- Stated problem
Please copy every line of the records below that holds the word "Battery".

- Records for processing
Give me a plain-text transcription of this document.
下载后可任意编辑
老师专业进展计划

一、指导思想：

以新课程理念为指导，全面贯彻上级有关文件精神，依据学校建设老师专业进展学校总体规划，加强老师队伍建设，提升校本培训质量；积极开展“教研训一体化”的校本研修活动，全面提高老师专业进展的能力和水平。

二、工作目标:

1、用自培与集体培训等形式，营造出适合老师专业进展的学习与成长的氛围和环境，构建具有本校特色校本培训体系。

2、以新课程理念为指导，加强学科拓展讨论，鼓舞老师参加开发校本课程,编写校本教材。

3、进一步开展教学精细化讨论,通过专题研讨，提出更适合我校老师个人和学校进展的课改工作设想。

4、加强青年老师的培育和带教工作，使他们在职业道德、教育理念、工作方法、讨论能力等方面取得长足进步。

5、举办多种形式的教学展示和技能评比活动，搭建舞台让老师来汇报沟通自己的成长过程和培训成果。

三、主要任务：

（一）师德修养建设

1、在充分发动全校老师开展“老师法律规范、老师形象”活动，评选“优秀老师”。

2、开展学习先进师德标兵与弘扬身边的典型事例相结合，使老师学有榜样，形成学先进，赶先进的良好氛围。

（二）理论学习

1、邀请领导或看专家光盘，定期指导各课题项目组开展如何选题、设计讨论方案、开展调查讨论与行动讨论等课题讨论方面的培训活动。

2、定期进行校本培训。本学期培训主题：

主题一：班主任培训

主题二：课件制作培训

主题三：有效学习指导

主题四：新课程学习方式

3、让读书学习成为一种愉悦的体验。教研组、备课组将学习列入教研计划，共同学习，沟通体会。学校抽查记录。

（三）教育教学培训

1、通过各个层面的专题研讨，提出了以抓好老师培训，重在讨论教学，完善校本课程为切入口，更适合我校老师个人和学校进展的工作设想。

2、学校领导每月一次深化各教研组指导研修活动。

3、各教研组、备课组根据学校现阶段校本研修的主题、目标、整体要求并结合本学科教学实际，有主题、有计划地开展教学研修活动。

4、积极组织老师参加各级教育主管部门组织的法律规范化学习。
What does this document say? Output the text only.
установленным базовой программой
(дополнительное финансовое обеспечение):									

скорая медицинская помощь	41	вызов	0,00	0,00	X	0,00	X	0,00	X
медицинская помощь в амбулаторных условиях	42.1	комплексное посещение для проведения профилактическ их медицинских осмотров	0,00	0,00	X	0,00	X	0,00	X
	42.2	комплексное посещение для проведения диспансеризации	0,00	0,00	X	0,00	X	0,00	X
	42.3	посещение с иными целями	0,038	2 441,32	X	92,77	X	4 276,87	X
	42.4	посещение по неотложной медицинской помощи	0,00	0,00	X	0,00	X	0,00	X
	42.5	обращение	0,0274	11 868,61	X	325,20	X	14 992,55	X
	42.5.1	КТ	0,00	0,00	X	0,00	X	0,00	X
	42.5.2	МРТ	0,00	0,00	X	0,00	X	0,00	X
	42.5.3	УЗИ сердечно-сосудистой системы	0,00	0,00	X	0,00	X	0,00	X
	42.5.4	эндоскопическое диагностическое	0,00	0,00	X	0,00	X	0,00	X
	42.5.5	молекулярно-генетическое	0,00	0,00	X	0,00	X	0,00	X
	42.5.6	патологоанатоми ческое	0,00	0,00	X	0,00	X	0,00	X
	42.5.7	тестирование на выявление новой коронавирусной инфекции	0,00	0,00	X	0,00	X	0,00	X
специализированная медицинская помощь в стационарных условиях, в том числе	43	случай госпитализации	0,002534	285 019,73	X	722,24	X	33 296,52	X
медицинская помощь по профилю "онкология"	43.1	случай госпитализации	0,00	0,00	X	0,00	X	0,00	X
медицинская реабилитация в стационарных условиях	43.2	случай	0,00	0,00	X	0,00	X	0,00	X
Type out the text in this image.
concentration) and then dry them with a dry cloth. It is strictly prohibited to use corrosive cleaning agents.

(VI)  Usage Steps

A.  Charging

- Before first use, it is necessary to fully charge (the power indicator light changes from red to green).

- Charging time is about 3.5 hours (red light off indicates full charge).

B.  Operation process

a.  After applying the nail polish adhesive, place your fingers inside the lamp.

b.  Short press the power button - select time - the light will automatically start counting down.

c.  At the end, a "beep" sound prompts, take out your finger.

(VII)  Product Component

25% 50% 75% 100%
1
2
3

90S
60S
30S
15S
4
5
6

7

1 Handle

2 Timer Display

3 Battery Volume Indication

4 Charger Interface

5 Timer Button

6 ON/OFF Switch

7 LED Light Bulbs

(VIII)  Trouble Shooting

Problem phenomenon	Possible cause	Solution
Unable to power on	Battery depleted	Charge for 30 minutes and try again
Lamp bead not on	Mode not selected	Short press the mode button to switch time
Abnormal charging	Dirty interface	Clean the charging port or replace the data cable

- The solution
3 Battery Volume Indication
Unable to power on	Battery depleted	Charge for 30 minutes and try again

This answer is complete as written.